--- START THE RECORDS ---
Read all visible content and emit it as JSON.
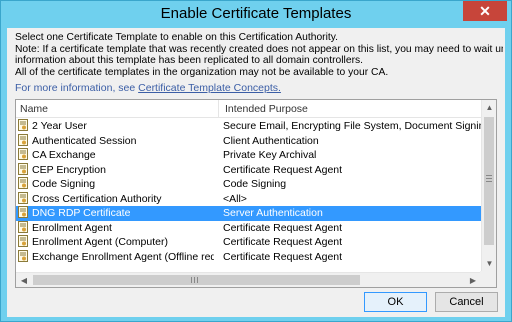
{
  "window": {
    "title": "Enable Certificate Templates",
    "close_glyph": "✕"
  },
  "description": {
    "lines": [
      "Select one Certificate Template to enable on this Certification Authority.",
      "Note: If a certificate template that was recently created does not appear on this list, you may need to wait until",
      "information about this template has been replicated to all domain controllers.",
      "All of the certificate templates in the organization may not be available to your CA."
    ],
    "more_info_prefix": "For more information, see ",
    "more_info_link": "Certificate Template Concepts."
  },
  "list": {
    "columns": [
      "Name",
      "Intended Purpose"
    ],
    "rows": [
      {
        "name": "2 Year User",
        "purpose": "Secure Email, Encrypting File System, Document Signing, Doc",
        "selected": false
      },
      {
        "name": "Authenticated Session",
        "purpose": "Client Authentication",
        "selected": false
      },
      {
        "name": "CA Exchange",
        "purpose": "Private Key Archival",
        "selected": false
      },
      {
        "name": "CEP Encryption",
        "purpose": "Certificate Request Agent",
        "selected": false
      },
      {
        "name": "Code Signing",
        "purpose": "Code Signing",
        "selected": false
      },
      {
        "name": "Cross Certification Authority",
        "purpose": "<All>",
        "selected": false
      },
      {
        "name": "DNG RDP Certificate",
        "purpose": "Server Authentication",
        "selected": true
      },
      {
        "name": "Enrollment Agent",
        "purpose": "Certificate Request Agent",
        "selected": false
      },
      {
        "name": "Enrollment Agent (Computer)",
        "purpose": "Certificate Request Agent",
        "selected": false
      },
      {
        "name": "Exchange Enrollment Agent (Offline request)",
        "purpose": "Certificate Request Agent",
        "selected": false
      }
    ],
    "row_icon": "certificate-template-icon"
  },
  "buttons": {
    "ok": "OK",
    "cancel": "Cancel"
  },
  "colors": {
    "title_bar": "#6fd0ee",
    "close_button": "#c7453a",
    "selection": "#3399ff",
    "link": "#3b5ea6"
  }
}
--- END THE RECORDS ---
◆ **WORK TO DO**
How many lines of these entries contain the string "Code"? Reply with the number alone.

◆ **TASK RESPONSE**
2